- Data for this task
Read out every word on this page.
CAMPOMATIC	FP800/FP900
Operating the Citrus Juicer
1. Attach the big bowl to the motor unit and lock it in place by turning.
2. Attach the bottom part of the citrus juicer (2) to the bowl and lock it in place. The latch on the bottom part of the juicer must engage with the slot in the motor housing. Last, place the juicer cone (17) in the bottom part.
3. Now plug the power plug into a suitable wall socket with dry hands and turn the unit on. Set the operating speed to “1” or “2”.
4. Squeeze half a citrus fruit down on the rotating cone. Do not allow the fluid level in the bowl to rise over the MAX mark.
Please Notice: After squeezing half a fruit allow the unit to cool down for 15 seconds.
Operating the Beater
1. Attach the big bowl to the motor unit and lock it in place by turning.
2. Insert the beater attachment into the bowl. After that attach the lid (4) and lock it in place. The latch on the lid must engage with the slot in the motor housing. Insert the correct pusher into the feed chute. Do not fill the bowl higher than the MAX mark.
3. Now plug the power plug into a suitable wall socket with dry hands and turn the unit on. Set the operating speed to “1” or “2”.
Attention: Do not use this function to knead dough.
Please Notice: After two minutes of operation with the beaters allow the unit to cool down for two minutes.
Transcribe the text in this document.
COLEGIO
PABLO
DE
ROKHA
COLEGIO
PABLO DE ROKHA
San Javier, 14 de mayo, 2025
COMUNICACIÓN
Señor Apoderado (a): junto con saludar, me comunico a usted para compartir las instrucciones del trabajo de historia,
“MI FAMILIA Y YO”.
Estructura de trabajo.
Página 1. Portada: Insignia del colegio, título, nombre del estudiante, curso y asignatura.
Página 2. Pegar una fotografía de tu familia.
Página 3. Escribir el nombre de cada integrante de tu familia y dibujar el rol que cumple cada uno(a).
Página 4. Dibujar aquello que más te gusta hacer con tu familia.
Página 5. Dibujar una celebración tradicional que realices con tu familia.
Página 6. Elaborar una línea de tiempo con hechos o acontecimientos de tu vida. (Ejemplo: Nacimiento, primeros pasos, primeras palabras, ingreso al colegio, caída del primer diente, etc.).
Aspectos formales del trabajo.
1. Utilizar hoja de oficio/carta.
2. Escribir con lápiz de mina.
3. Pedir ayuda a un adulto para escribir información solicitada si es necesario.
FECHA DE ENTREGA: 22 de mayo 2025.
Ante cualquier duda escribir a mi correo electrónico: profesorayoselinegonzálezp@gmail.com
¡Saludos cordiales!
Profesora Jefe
--
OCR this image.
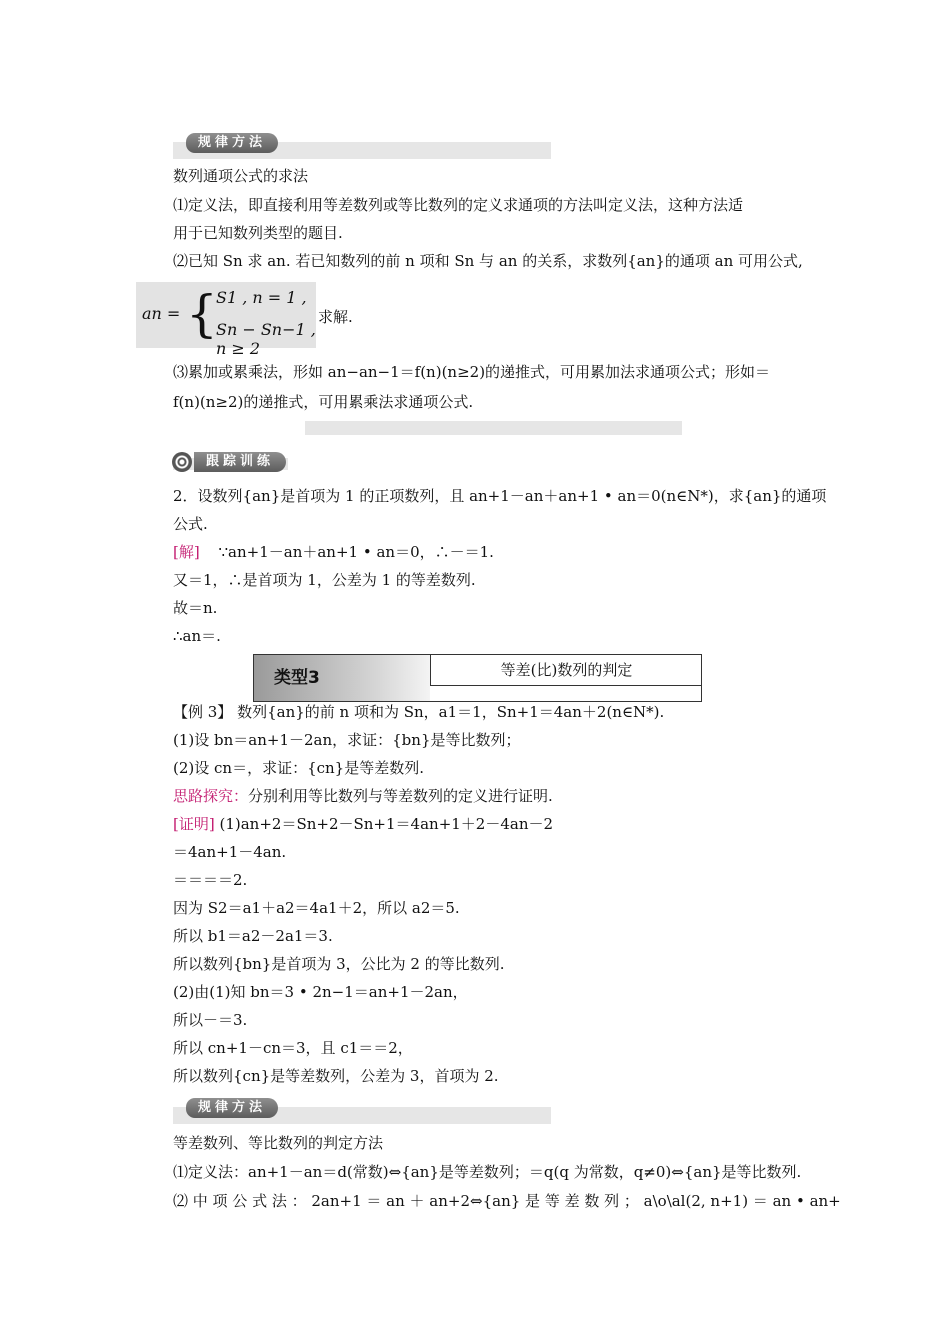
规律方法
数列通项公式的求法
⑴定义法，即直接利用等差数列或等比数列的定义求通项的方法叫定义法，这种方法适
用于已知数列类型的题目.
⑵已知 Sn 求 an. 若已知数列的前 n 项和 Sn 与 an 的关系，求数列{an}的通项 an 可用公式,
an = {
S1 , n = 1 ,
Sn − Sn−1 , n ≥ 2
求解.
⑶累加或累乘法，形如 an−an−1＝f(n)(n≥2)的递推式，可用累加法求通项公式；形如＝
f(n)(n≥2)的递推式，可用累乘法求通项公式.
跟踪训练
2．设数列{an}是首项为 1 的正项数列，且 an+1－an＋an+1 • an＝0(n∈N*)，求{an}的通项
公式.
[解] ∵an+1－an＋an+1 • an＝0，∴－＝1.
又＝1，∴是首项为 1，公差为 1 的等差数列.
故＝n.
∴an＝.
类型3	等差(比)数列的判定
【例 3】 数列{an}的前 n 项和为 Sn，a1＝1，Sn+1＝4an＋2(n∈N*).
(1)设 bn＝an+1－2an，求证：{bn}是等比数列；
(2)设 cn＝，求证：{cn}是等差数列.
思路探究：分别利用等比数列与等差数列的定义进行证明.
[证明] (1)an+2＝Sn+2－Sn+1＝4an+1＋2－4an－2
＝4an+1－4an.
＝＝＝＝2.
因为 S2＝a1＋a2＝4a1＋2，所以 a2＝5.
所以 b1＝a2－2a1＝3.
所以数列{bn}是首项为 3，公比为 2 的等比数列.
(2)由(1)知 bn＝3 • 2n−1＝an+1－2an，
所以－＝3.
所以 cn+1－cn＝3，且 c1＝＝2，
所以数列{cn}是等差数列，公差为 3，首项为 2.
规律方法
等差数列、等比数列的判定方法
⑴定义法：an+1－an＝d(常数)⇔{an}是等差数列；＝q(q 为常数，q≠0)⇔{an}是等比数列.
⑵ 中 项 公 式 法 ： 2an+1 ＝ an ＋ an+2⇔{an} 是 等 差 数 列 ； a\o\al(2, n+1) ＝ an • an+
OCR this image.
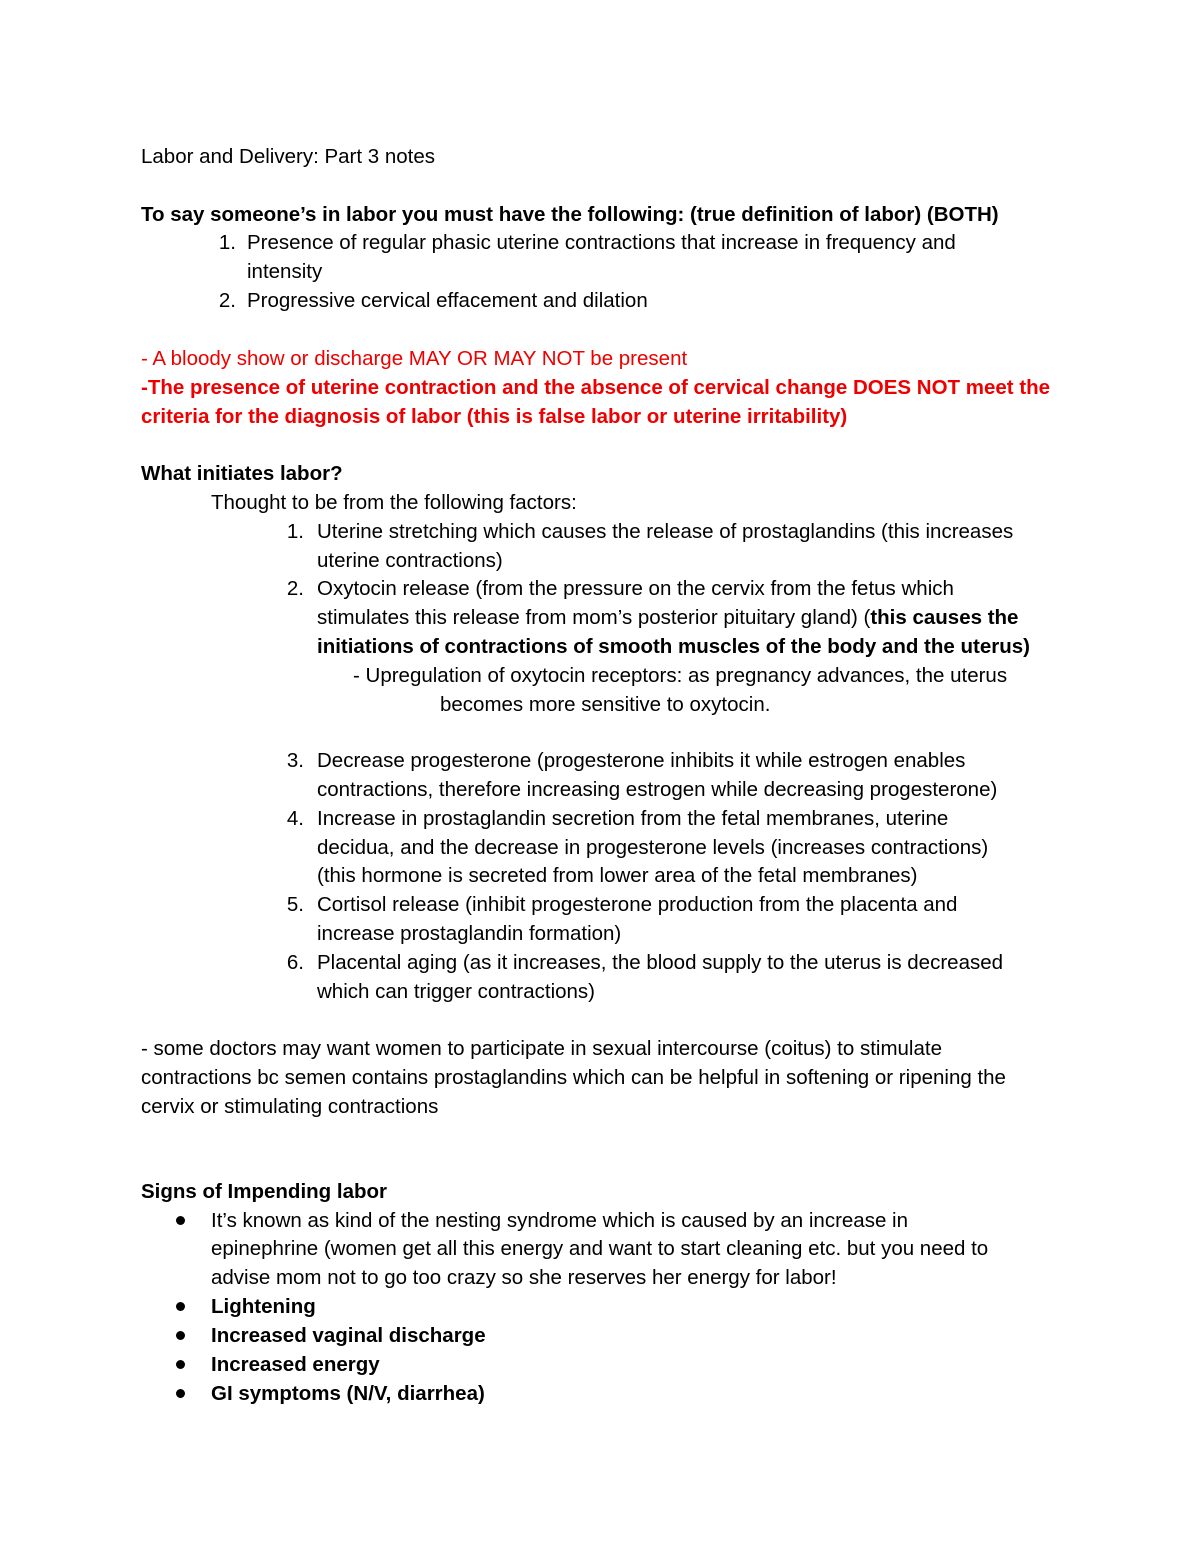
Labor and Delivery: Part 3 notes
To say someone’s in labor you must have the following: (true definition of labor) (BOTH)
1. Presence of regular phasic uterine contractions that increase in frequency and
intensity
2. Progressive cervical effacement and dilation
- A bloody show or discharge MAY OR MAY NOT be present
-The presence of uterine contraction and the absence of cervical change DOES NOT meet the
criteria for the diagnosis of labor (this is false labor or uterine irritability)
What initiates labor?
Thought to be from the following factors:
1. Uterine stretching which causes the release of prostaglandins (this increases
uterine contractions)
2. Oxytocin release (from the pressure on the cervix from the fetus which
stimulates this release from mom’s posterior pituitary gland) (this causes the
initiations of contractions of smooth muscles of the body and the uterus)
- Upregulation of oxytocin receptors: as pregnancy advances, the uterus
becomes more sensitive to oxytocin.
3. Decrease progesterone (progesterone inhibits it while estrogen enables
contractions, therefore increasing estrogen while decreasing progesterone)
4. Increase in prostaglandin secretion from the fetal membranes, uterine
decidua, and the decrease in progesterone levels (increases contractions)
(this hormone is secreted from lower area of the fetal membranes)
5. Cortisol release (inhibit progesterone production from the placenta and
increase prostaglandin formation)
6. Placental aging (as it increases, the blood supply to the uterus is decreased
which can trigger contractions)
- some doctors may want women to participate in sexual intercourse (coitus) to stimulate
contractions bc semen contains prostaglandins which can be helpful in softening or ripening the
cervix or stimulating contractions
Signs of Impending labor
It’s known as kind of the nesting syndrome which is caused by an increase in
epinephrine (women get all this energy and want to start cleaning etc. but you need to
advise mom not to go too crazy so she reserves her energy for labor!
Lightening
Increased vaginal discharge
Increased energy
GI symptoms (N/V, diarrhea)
==
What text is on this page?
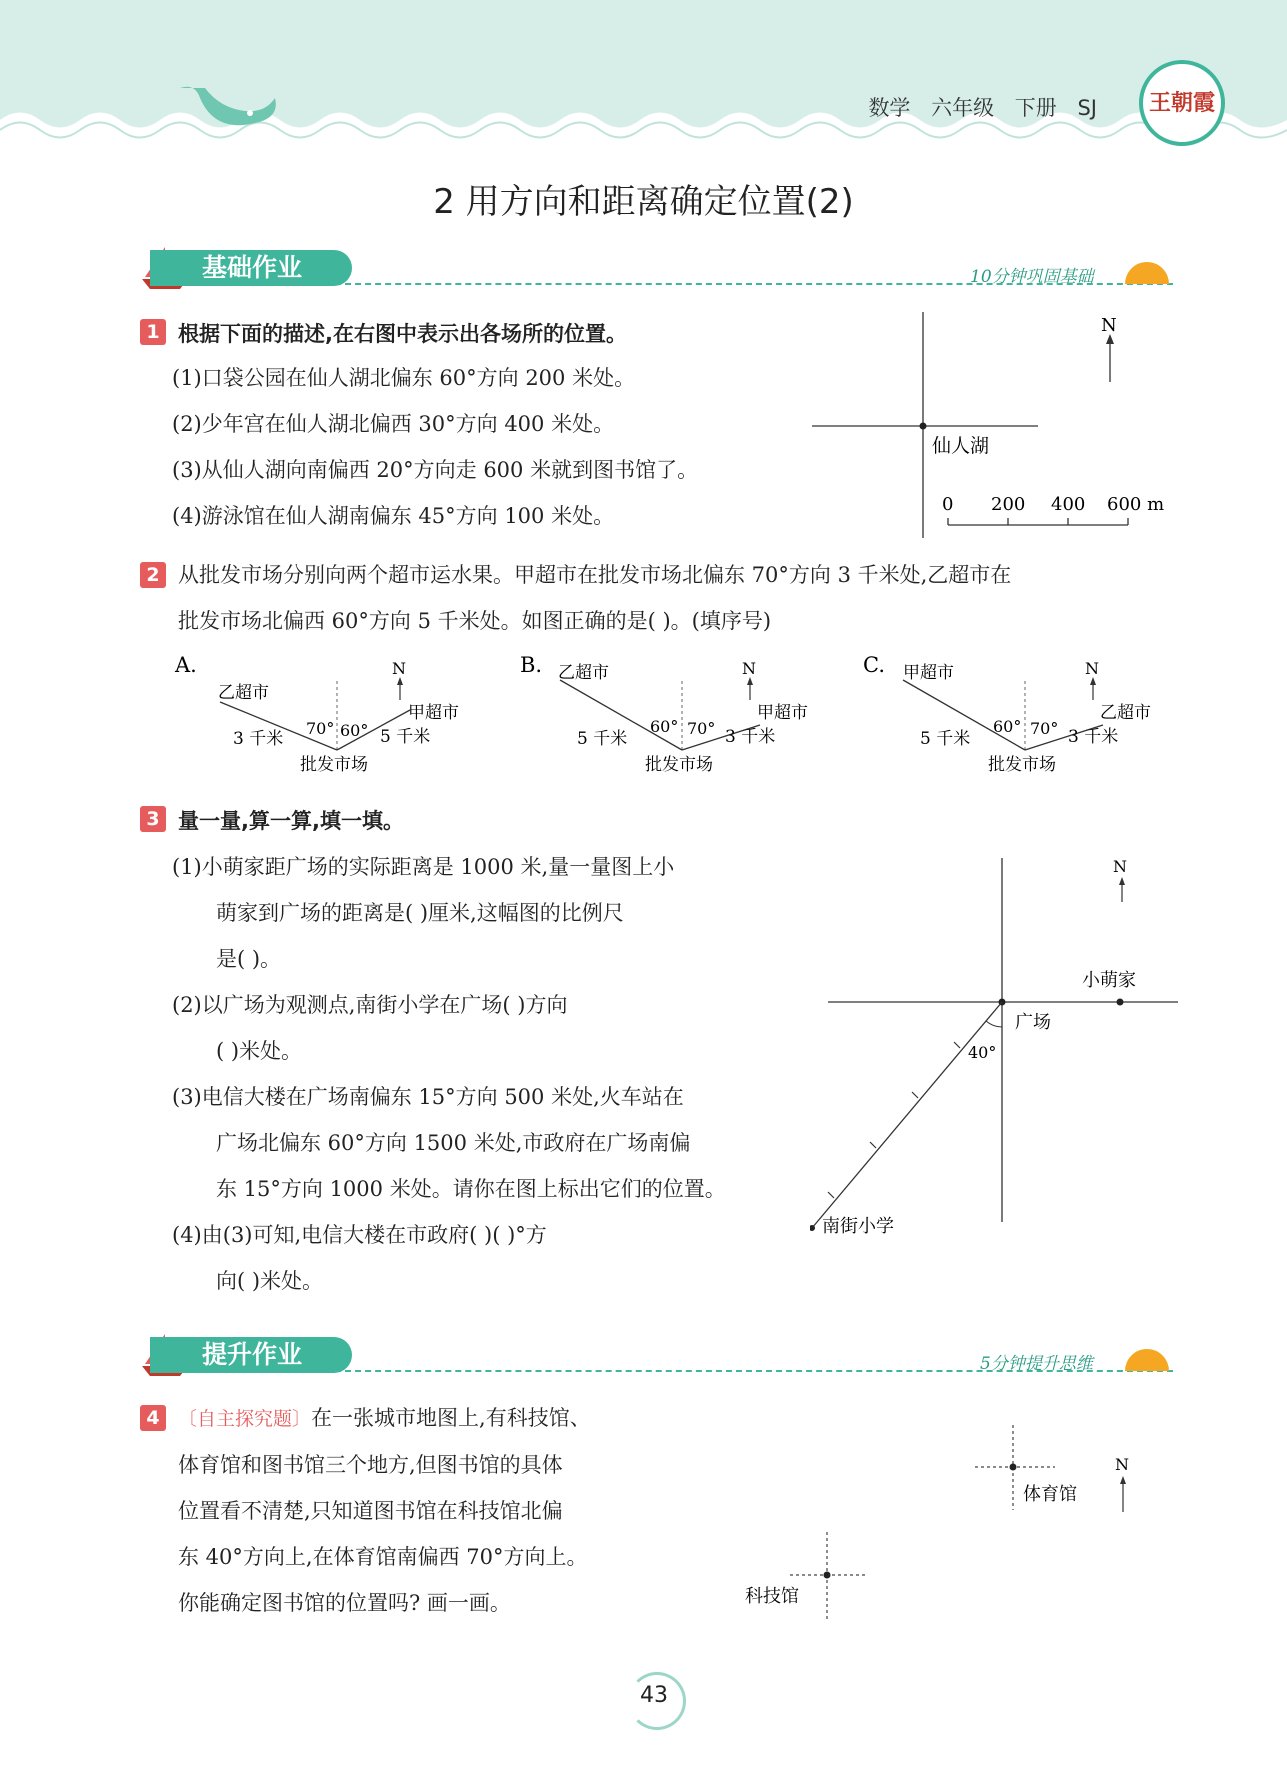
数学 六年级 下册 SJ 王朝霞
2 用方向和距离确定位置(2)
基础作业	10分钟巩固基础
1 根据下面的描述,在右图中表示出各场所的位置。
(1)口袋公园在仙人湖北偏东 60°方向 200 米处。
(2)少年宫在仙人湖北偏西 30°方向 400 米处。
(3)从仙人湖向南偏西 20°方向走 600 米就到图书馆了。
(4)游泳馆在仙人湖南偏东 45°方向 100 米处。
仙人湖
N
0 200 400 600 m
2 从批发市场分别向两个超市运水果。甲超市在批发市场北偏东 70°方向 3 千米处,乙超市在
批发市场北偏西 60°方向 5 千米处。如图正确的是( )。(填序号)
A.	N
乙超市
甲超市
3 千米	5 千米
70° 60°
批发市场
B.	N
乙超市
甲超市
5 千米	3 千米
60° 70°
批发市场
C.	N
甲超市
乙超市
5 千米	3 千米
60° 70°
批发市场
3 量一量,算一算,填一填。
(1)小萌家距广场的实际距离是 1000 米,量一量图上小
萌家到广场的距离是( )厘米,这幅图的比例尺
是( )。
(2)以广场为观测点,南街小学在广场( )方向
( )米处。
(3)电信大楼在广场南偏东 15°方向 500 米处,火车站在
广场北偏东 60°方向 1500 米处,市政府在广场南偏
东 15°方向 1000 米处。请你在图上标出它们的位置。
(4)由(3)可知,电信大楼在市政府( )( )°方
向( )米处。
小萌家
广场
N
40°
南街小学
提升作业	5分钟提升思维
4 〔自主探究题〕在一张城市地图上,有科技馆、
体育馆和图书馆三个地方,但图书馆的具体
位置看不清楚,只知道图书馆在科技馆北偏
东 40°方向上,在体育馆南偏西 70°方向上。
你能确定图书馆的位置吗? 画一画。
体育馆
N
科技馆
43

- Objective
A number is the only answer here: how many lines of the material above contain "slot"?

- Completed exercise
2